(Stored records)
◇ ◇ ◇ ◇ ◇

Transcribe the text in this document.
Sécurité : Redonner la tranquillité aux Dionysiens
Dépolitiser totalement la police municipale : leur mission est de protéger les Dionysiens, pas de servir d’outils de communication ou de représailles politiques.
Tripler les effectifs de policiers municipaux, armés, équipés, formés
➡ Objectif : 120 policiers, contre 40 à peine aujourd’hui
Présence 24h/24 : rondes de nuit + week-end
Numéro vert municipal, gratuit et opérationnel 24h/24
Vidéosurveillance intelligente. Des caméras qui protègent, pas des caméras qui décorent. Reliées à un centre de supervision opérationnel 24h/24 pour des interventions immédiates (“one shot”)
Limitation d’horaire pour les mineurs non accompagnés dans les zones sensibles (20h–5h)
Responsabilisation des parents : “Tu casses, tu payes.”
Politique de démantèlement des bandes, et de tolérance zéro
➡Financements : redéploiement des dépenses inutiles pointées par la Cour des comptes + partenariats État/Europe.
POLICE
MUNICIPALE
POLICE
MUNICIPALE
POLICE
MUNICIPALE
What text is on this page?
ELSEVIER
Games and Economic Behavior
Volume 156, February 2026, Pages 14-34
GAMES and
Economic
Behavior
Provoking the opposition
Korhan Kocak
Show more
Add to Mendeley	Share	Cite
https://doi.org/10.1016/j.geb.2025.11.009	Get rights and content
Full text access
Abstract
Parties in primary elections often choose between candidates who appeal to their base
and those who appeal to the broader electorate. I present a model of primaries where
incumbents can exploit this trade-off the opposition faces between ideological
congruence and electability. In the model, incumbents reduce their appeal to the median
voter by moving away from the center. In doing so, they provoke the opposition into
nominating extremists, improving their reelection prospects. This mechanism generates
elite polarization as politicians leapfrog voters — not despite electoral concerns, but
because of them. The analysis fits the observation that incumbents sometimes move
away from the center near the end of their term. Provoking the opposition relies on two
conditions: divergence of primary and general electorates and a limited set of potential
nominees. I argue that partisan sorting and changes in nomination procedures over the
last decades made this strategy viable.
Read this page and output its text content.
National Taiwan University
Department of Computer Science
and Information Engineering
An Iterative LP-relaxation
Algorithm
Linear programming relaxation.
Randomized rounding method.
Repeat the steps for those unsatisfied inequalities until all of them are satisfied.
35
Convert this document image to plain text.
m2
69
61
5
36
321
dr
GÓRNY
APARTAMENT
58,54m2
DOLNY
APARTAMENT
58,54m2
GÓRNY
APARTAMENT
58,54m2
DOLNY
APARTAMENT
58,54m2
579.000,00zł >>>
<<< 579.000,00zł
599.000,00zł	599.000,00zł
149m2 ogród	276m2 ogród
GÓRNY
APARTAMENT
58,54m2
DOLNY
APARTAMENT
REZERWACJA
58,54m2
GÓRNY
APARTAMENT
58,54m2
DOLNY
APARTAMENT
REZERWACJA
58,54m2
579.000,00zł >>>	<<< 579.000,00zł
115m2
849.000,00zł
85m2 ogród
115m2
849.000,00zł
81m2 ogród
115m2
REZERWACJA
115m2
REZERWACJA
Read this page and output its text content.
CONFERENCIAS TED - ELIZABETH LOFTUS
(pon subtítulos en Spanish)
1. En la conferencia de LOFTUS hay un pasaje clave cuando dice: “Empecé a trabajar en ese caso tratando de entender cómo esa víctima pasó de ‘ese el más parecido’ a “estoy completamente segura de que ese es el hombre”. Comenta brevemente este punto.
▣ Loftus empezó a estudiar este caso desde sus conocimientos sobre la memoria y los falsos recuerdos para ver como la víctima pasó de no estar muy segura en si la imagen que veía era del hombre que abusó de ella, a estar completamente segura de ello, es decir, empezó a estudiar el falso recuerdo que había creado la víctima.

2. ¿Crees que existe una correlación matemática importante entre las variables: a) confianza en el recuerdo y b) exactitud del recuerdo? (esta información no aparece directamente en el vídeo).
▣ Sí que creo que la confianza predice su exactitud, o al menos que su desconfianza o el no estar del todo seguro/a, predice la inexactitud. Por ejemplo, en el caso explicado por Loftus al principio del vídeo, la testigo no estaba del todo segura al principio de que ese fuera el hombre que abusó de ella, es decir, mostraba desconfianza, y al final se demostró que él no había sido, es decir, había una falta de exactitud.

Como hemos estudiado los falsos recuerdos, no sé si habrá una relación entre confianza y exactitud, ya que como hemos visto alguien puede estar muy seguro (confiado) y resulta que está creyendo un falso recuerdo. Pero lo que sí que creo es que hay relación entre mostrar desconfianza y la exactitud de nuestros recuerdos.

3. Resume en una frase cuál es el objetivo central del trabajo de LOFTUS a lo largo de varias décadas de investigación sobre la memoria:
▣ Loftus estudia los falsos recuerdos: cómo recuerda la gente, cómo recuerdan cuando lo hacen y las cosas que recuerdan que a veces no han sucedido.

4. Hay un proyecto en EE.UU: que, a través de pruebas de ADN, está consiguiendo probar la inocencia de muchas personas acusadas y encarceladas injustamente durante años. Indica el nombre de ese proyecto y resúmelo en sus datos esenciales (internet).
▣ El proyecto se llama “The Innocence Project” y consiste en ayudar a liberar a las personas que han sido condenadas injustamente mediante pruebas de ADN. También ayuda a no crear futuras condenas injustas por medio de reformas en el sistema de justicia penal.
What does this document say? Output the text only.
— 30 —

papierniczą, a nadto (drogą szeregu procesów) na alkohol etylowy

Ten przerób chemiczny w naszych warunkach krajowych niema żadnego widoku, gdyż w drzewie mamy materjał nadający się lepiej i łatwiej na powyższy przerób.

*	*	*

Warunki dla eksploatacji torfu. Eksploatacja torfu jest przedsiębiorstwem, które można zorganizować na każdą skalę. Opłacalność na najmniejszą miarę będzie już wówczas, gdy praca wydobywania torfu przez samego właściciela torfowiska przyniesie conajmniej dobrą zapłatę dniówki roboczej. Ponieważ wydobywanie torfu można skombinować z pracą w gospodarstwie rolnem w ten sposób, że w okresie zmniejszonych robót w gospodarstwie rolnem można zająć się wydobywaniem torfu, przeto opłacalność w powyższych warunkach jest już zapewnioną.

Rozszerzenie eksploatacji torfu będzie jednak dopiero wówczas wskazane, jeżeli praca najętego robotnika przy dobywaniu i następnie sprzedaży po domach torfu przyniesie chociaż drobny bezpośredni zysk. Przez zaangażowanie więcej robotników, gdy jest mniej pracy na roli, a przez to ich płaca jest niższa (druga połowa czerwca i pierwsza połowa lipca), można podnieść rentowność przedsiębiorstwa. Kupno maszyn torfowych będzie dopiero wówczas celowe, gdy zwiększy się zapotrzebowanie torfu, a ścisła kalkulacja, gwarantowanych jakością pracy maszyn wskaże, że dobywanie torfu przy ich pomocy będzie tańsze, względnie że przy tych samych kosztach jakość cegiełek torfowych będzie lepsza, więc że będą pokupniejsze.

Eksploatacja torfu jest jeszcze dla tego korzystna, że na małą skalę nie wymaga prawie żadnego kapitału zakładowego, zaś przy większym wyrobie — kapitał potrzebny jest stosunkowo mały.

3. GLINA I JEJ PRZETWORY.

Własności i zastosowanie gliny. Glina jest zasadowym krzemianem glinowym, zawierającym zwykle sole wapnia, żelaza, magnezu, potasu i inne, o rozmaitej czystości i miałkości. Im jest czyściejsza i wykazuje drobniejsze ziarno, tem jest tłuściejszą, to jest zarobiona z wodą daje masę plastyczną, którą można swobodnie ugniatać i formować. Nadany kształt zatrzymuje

◇ ◇ ◇ ◇ ◇

Exercise prompt:
Go through the listing above and work out how many lines contain the string "Economic". Reply with the number alone.

Completed task:
2